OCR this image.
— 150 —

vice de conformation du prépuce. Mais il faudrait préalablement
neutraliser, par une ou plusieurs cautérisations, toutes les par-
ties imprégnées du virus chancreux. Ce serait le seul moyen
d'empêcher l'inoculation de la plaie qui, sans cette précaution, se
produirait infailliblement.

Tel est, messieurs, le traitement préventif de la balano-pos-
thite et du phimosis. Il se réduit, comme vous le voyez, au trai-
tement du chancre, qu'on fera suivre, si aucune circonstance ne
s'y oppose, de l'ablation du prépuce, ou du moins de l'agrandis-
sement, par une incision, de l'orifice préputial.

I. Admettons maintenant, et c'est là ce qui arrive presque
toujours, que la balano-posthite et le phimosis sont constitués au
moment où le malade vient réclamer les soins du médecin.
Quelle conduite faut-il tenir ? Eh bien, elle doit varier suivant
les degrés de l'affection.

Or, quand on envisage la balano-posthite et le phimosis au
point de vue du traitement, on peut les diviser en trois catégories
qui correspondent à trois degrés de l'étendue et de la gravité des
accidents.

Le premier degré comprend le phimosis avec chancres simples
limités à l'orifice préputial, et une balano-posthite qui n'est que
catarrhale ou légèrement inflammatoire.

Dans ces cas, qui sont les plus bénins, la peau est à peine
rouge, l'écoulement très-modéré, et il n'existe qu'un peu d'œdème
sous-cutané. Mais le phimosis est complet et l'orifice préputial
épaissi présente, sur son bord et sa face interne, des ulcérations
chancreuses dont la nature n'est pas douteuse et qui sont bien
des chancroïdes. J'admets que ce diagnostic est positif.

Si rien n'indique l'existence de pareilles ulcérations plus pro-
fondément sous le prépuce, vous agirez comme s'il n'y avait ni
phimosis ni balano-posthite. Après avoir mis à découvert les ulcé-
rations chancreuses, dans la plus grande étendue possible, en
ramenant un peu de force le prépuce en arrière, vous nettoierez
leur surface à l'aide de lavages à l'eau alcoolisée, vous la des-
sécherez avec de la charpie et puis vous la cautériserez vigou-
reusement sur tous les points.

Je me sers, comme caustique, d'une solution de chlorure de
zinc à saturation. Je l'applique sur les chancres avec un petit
○ ○ ○ ○ ○
■ EXERCISE PROMPT ■
Return the full data, every line of it, with nothing altered.

■ RESULT OF THE TASK ■
OCR this image.
— 150 —

vice de conformation du prépuce. Mais il faudrait préalablement
neutraliser, par une ou plusieurs cautérisations, toutes les par-
ties imprégnées du virus chancreux. Ce serait le seul moyen
d'empêcher l'inoculation de la plaie qui, sans cette précaution, se
produirait infailliblement.

Tel est, messieurs, le traitement préventif de la balano-pos-
thite et du phimosis. Il se réduit, comme vous le voyez, au trai-
tement du chancre, qu'on fera suivre, si aucune circonstance ne
s'y oppose, de l'ablation du prépuce, ou du moins de l'agrandis-
sement, par une incision, de l'orifice préputial.

I. Admettons maintenant, et c'est là ce qui arrive presque
toujours, que la balano-posthite et le phimosis sont constitués au
moment où le malade vient réclamer les soins du médecin.
Quelle conduite faut-il tenir ? Eh bien, elle doit varier suivant
les degrés de l'affection.

Or, quand on envisage la balano-posthite et le phimosis au
point de vue du traitement, on peut les diviser en trois catégories
qui correspondent à trois degrés de l'étendue et de la gravité des
accidents.

Le premier degré comprend le phimosis avec chancres simples
limités à l'orifice préputial, et une balano-posthite qui n'est que
catarrhale ou légèrement inflammatoire.

Dans ces cas, qui sont les plus bénins, la peau est à peine
rouge, l'écoulement très-modéré, et il n'existe qu'un peu d'œdème
sous-cutané. Mais le phimosis est complet et l'orifice préputial
épaissi présente, sur son bord et sa face interne, des ulcérations
chancreuses dont la nature n'est pas douteuse et qui sont bien
des chancroïdes. J'admets que ce diagnostic est positif.

Si rien n'indique l'existence de pareilles ulcérations plus pro-
fondément sous le prépuce, vous agirez comme s'il n'y avait ni
phimosis ni balano-posthite. Après avoir mis à découvert les ulcé-
rations chancreuses, dans la plus grande étendue possible, en
ramenant un peu de force le prépuce en arrière, vous nettoierez
leur surface à l'aide de lavages à l'eau alcoolisée, vous la des-
sécherez avec de la charpie et puis vous la cautériserez vigou-
reusement sur tous les points.

Je me sers, comme caustique, d'une solution de chlorure de
zinc à saturation. Je l'applique sur les chancres avec un petit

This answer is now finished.